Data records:
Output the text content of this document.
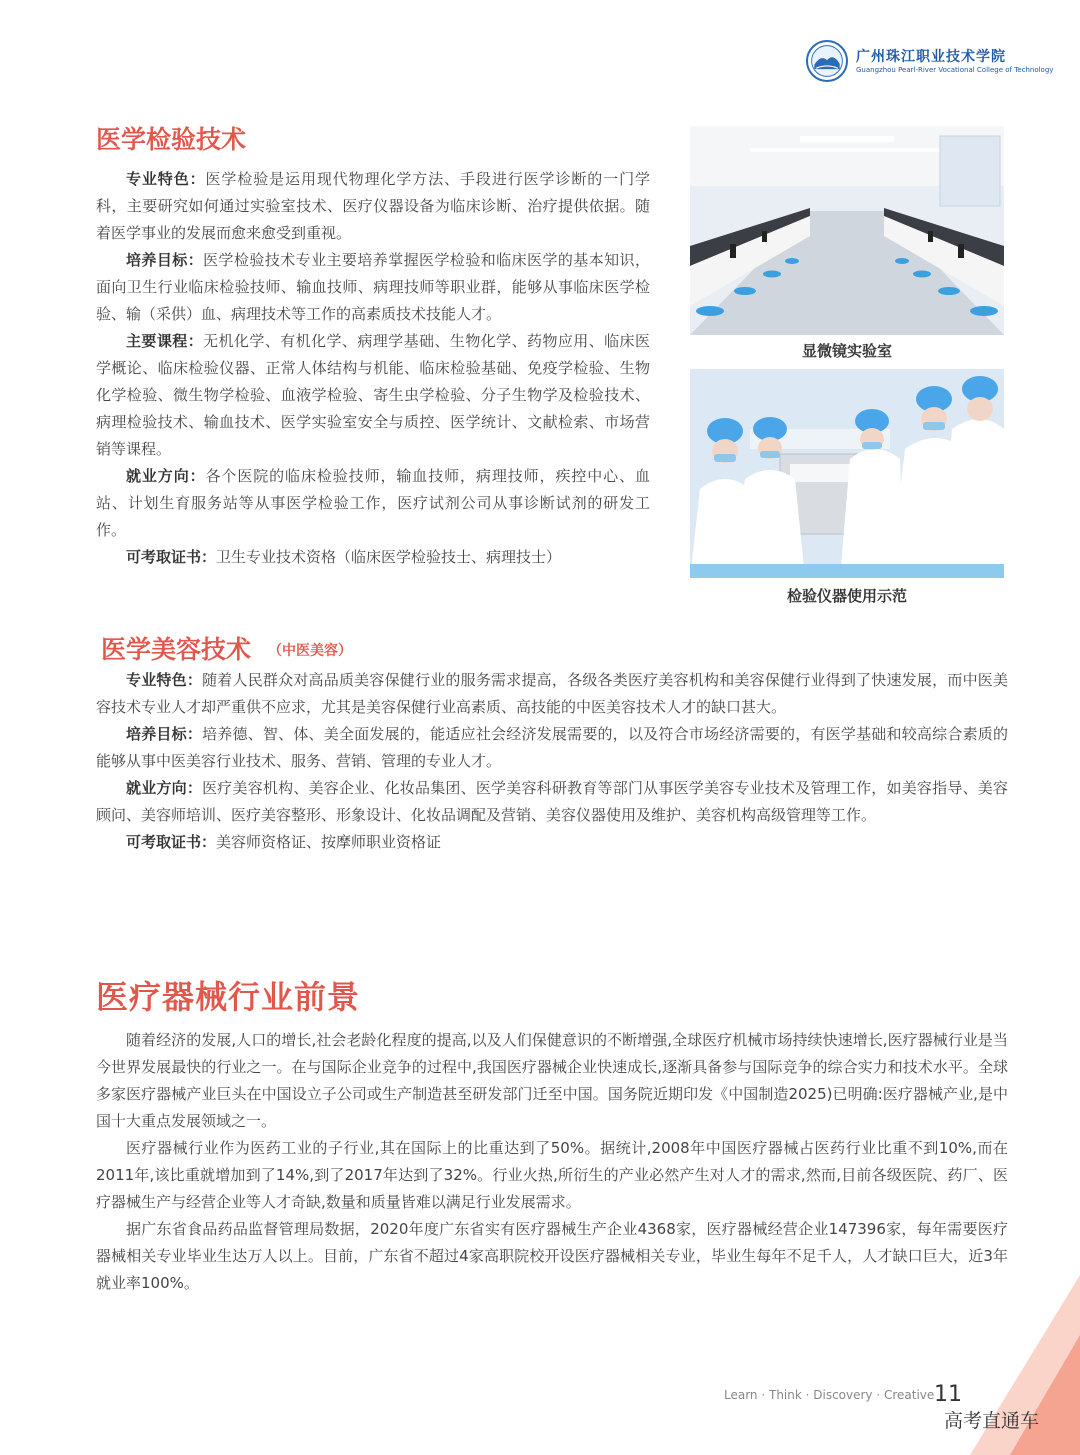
广州珠江职业技术学院
Guangzhou Pearl-River Vocational College of Technology
医学检验技术
专业特色：医学检验是运用现代物理化学方法、手段进行医学诊断的一门学科，主要研究如何通过实验室技术、医疗仪器设备为临床诊断、治疗提供依据。随着医学事业的发展而愈来愈受到重视。
培养目标：医学检验技术专业主要培养掌握医学检验和临床医学的基本知识，面向卫生行业临床检验技师、输血技师、病理技师等职业群，能够从事临床医学检验、输（采供）血、病理技术等工作的高素质技术技能人才。
主要课程：无机化学、有机化学、病理学基础、生物化学、药物应用、临床医学概论、临床检验仪器、正常人体结构与机能、临床检验基础、免疫学检验、生物化学检验、微生物学检验、血液学检验、寄生虫学检验、分子生物学及检验技术、病理检验技术、输血技术、医学实验室安全与质控、医学统计、文献检索、市场营销等课程。
就业方向：各个医院的临床检验技师，输血技师，病理技师，疾控中心、血站、计划生育服务站等从事医学检验工作，医疗试剂公司从事诊断试剂的研发工作。
可考取证书：卫生专业技术资格（临床医学检验技士、病理技士）
显微镜实验室
检验仪器使用示范
医学美容技术 （中医美容）
专业特色：随着人民群众对高品质美容保健行业的服务需求提高，各级各类医疗美容机构和美容保健行业得到了快速发展，而中医美容技术专业人才却严重供不应求，尤其是美容保健行业高素质、高技能的中医美容技术人才的缺口甚大。
培养目标：培养德、智、体、美全面发展的，能适应社会经济发展需要的，以及符合市场经济需要的，有医学基础和较高综合素质的能够从事中医美容行业技术、服务、营销、管理的专业人才。
就业方向：医疗美容机构、美容企业、化妆品集团、医学美容科研教育等部门从事医学美容专业技术及管理工作，如美容指导、美容顾问、美容师培训、医疗美容整形、形象设计、化妆品调配及营销、美容仪器使用及维护、美容机构高级管理等工作。
可考取证书：美容师资格证、按摩师职业资格证
医疗器械行业前景
随着经济的发展,人口的增长,社会老龄化程度的提高,以及人们保健意识的不断增强,全球医疗机械市场持续快速增长,医疗器械行业是当今世界发展最快的行业之一。在与国际企业竞争的过程中,我国医疗器械企业快速成长,逐渐具备参与国际竞争的综合实力和技术水平。全球多家医疗器械产业巨头在中国设立子公司或生产制造甚至研发部门迁至中国。国务院近期印发《中国制造2025)已明确:医疗器械产业,是中国十大重点发展领域之一。
医疗器械行业作为医药工业的子行业,其在国际上的比重达到了50%。据统计,2008年中国医疗器械占医药行业比重不到10%,而在2011年,该比重就增加到了14%,到了2017年达到了32%。行业火热,所衍生的产业必然产生对人才的需求,然而,目前各级医院、药厂、医疗器械生产与经营企业等人才奇缺,数量和质量皆难以满足行业发展需求。
据广东省食品药品监督管理局数据，2020年度广东省实有医疗器械生产企业4368家，医疗器械经营企业147396家，每年需要医疗器械相关专业毕业生达万人以上。目前，广东省不超过4家高职院校开设医疗器械相关专业，毕业生每年不足千人，人才缺口巨大，近3年就业率100%。
Learn · Think · Discovery · Creative 11
高考直通车
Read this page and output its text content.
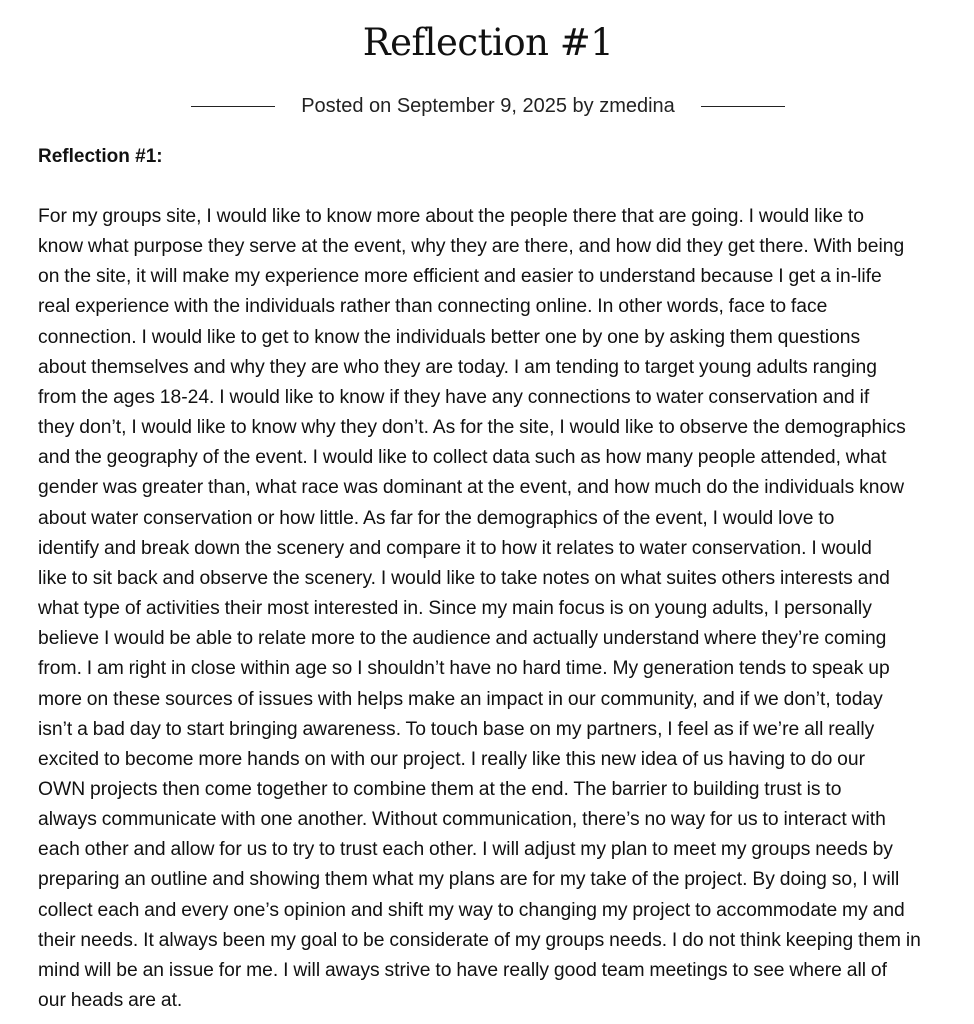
Reflection #1
Posted on September 9, 2025 by zmedina

Reflection #1:

For my groups site, I would like to know more about the people there that are going. I would like to
know what purpose they serve at the event, why they are there, and how did they get there. With being
on the site, it will make my experience more efficient and easier to understand because I get a in-life
real experience with the individuals rather than connecting online. In other words, face to face
connection. I would like to get to know the individuals better one by one by asking them questions
about themselves and why they are who they are today. I am tending to target young adults ranging
from the ages 18-24. I would like to know if they have any connections to water conservation and if
they don’t, I would like to know why they don’t. As for the site, I would like to observe the demographics
and the geography of the event. I would like to collect data such as how many people attended, what
gender was greater than, what race was dominant at the event, and how much do the individuals know
about water conservation or how little. As far for the demographics of the event, I would love to
identify and break down the scenery and compare it to how it relates to water conservation. I would
like to sit back and observe the scenery. I would like to take notes on what suites others interests and
what type of activities their most interested in. Since my main focus is on young adults, I personally
believe I would be able to relate more to the audience and actually understand where they’re coming
from. I am right in close within age so I shouldn’t have no hard time. My generation tends to speak up
more on these sources of issues with helps make an impact in our community, and if we don’t, today
isn’t a bad day to start bringing awareness. To touch base on my partners, I feel as if we’re all really
excited to become more hands on with our project. I really like this new idea of us having to do our
OWN projects then come together to combine them at the end. The barrier to building trust is to
always communicate with one another. Without communication, there’s no way for us to interact with
each other and allow for us to try to trust each other. I will adjust my plan to meet my groups needs by
preparing an outline and showing them what my plans are for my take of the project. By doing so, I will
collect each and every one’s opinion and shift my way to changing my project to accommodate my and
their needs. It always been my goal to be considerate of my groups needs. I do not think keeping them in
mind will be an issue for me. I will aways strive to have really good team meetings to see where all of
our heads are at.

Your task ::
Leave out the pictures and give the listing above again exactly.

Worked answer ::
Output the text content of this document.
广州珠江职业技术学院
Guangzhou Pearl-River Vocational College of Technology
医学检验技术
专业特色：医学检验是运用现代物理化学方法、手段进行医学诊断的一门学科，主要研究如何通过实验室技术、医疗仪器设备为临床诊断、治疗提供依据。随着医学事业的发展而愈来愈受到重视。
培养目标：医学检验技术专业主要培养掌握医学检验和临床医学的基本知识，面向卫生行业临床检验技师、输血技师、病理技师等职业群，能够从事临床医学检验、输（采供）血、病理技术等工作的高素质技术技能人才。
主要课程：无机化学、有机化学、病理学基础、生物化学、药物应用、临床医学概论、临床检验仪器、正常人体结构与机能、临床检验基础、免疫学检验、生物化学检验、微生物学检验、血液学检验、寄生虫学检验、分子生物学及检验技术、病理检验技术、输血技术、医学实验室安全与质控、医学统计、文献检索、市场营销等课程。
就业方向：各个医院的临床检验技师，输血技师，病理技师，疾控中心、血站、计划生育服务站等从事医学检验工作，医疗试剂公司从事诊断试剂的研发工作。
可考取证书：卫生专业技术资格（临床医学检验技士、病理技士）
显微镜实验室
检验仪器使用示范
医学美容技术 （中医美容）
专业特色：随着人民群众对高品质美容保健行业的服务需求提高，各级各类医疗美容机构和美容保健行业得到了快速发展，而中医美容技术专业人才却严重供不应求，尤其是美容保健行业高素质、高技能的中医美容技术人才的缺口甚大。
培养目标：培养德、智、体、美全面发展的，能适应社会经济发展需要的，以及符合市场经济需要的，有医学基础和较高综合素质的能够从事中医美容行业技术、服务、营销、管理的专业人才。
就业方向：医疗美容机构、美容企业、化妆品集团、医学美容科研教育等部门从事医学美容专业技术及管理工作，如美容指导、美容顾问、美容师培训、医疗美容整形、形象设计、化妆品调配及营销、美容仪器使用及维护、美容机构高级管理等工作。
可考取证书：美容师资格证、按摩师职业资格证
医疗器械行业前景
随着经济的发展,人口的增长,社会老龄化程度的提高,以及人们保健意识的不断增强,全球医疗机械市场持续快速增长,医疗器械行业是当今世界发展最快的行业之一。在与国际企业竞争的过程中,我国医疗器械企业快速成长,逐渐具备参与国际竞争的综合实力和技术水平。全球多家医疗器械产业巨头在中国设立子公司或生产制造甚至研发部门迁至中国。国务院近期印发《中国制造2025)已明确:医疗器械产业,是中国十大重点发展领域之一。
医疗器械行业作为医药工业的子行业,其在国际上的比重达到了50%。据统计,2008年中国医疗器械占医药行业比重不到10%,而在2011年,该比重就增加到了14%,到了2017年达到了32%。行业火热,所衍生的产业必然产生对人才的需求,然而,目前各级医院、药厂、医疗器械生产与经营企业等人才奇缺,数量和质量皆难以满足行业发展需求。
据广东省食品药品监督管理局数据，2020年度广东省实有医疗器械生产企业4368家，医疗器械经营企业147396家，每年需要医疗器械相关专业毕业生达万人以上。目前，广东省不超过4家高职院校开设医疗器械相关专业，毕业生每年不足千人，人才缺口巨大，近3年就业率100%。
Learn · Think · Discovery · Creative 11
高考直通车
Read this page and output its text content.
Reflection #1
Posted on September 9, 2025 by zmedina

Reflection #1:

For my groups site, I would like to know more about the people there that are going. I would like to
know what purpose they serve at the event, why they are there, and how did they get there. With being
on the site, it will make my experience more efficient and easier to understand because I get a in-life
real experience with the individuals rather than connecting online. In other words, face to face
connection. I would like to get to know the individuals better one by one by asking them questions
about themselves and why they are who they are today. I am tending to target young adults ranging
from the ages 18-24. I would like to know if they have any connections to water conservation and if
they don’t, I would like to know why they don’t. As for the site, I would like to observe the demographics
and the geography of the event. I would like to collect data such as how many people attended, what
gender was greater than, what race was dominant at the event, and how much do the individuals know
about water conservation or how little. As far for the demographics of the event, I would love to
identify and break down the scenery and compare it to how it relates to water conservation. I would
like to sit back and observe the scenery. I would like to take notes on what suites others interests and
what type of activities their most interested in. Since my main focus is on young adults, I personally
believe I would be able to relate more to the audience and actually understand where they’re coming
from. I am right in close within age so I shouldn’t have no hard time. My generation tends to speak up
more on these sources of issues with helps make an impact in our community, and if we don’t, today
isn’t a bad day to start bringing awareness. To touch base on my partners, I feel as if we’re all really
excited to become more hands on with our project. I really like this new idea of us having to do our
OWN projects then come together to combine them at the end. The barrier to building trust is to
always communicate with one another. Without communication, there’s no way for us to interact with
each other and allow for us to try to trust each other. I will adjust my plan to meet my groups needs by
preparing an outline and showing them what my plans are for my take of the project. By doing so, I will
collect each and every one’s opinion and shift my way to changing my project to accommodate my and
their needs. It always been my goal to be considerate of my groups needs. I do not think keeping them in
mind will be an issue for me. I will aways strive to have really good team meetings to see where all of
our heads are at.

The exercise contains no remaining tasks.